> GOAL
Look through the material and copy each line holding "TetherUS".

> MATERIAL FOR THIS TASK

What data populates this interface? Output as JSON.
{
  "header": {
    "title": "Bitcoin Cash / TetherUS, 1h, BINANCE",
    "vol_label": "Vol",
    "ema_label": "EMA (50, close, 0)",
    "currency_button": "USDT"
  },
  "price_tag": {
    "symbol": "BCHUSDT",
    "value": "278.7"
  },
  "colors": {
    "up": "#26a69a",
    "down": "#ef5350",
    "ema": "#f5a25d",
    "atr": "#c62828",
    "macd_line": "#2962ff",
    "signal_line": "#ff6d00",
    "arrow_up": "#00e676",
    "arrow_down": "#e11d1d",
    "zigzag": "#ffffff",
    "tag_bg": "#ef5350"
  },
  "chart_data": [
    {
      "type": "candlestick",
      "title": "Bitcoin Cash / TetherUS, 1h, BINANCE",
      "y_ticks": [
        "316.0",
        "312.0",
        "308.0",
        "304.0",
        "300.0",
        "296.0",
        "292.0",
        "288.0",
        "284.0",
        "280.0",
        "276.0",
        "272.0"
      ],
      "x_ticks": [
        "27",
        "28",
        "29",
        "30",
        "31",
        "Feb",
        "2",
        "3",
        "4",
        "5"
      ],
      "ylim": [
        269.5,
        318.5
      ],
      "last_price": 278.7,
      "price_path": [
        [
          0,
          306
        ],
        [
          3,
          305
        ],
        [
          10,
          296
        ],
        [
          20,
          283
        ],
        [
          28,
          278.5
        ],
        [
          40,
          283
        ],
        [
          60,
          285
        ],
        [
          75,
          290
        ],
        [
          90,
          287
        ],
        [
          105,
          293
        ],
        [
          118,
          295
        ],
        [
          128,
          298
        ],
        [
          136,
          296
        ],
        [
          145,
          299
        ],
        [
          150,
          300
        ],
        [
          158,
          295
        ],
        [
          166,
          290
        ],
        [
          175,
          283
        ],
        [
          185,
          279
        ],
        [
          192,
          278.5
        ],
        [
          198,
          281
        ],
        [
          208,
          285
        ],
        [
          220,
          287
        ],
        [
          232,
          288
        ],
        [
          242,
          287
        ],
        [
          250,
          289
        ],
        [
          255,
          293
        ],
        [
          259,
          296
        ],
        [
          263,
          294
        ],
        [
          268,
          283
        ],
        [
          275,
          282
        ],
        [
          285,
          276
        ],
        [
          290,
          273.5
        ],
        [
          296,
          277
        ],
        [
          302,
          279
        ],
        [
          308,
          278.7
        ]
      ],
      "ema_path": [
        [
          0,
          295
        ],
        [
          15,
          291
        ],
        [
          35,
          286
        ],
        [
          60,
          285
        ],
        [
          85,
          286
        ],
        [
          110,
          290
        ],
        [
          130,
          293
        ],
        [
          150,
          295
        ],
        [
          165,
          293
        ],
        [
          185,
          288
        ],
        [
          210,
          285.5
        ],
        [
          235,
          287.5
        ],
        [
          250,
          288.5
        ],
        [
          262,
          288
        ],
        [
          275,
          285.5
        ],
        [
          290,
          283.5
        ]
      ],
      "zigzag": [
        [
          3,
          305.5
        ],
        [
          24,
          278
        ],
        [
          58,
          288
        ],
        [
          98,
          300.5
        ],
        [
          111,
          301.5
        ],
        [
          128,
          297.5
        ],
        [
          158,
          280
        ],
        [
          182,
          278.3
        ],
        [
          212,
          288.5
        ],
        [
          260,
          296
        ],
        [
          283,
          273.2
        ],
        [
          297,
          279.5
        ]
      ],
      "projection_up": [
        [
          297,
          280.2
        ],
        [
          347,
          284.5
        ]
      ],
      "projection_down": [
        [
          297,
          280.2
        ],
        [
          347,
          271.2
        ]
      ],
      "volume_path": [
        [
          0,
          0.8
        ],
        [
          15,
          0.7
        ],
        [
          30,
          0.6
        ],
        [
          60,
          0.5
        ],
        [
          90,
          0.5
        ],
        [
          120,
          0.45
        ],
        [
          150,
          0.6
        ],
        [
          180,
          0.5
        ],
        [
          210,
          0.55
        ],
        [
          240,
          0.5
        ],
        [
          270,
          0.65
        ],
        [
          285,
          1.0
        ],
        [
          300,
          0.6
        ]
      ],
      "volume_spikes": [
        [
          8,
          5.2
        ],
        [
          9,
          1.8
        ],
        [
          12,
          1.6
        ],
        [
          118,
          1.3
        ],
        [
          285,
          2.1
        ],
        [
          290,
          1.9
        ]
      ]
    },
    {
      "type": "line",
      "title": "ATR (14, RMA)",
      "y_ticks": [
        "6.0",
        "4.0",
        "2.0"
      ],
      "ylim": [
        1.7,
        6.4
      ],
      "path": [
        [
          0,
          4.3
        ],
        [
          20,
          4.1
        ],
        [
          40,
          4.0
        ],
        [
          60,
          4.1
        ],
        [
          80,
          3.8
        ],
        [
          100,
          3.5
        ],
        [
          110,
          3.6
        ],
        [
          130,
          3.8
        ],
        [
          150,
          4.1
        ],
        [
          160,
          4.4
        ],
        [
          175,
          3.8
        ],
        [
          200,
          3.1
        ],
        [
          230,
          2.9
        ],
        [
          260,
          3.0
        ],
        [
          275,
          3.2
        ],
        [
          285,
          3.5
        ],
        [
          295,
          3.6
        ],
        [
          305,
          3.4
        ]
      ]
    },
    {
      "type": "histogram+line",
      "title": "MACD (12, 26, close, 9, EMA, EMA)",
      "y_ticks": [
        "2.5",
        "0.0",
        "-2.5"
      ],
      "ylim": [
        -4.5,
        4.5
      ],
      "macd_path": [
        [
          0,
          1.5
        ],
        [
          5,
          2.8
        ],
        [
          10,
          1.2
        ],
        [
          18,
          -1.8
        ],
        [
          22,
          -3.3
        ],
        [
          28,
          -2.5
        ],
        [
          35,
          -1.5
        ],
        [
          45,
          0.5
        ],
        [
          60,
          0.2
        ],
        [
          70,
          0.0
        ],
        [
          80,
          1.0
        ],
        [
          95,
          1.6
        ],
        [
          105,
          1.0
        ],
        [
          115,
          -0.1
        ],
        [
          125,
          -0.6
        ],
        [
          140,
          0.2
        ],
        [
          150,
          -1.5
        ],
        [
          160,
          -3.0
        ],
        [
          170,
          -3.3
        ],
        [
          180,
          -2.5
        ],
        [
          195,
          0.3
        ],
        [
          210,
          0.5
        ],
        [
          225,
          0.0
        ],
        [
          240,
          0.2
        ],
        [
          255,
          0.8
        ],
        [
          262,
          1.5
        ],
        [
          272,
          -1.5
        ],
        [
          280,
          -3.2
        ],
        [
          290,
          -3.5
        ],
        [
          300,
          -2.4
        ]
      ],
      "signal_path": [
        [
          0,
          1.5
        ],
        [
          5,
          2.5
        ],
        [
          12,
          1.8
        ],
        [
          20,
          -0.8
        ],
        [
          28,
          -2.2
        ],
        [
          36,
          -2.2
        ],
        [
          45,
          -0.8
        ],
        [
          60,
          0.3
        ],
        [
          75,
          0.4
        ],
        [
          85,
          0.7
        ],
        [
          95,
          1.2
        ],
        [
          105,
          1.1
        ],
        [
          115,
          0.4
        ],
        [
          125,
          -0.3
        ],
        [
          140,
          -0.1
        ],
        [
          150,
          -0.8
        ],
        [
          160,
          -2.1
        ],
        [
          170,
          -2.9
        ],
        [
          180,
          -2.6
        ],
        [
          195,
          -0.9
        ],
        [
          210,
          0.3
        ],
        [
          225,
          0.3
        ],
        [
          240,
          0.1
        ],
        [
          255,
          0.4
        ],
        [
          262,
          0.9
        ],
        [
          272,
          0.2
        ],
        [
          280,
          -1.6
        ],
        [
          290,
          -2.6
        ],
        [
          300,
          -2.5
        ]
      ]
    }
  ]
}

> EXERCISE SOLUTION
    "title": "Bitcoin Cash / TetherUS, 1h, BINANCE",
      "title": "Bitcoin Cash / TetherUS, 1h, BINANCE",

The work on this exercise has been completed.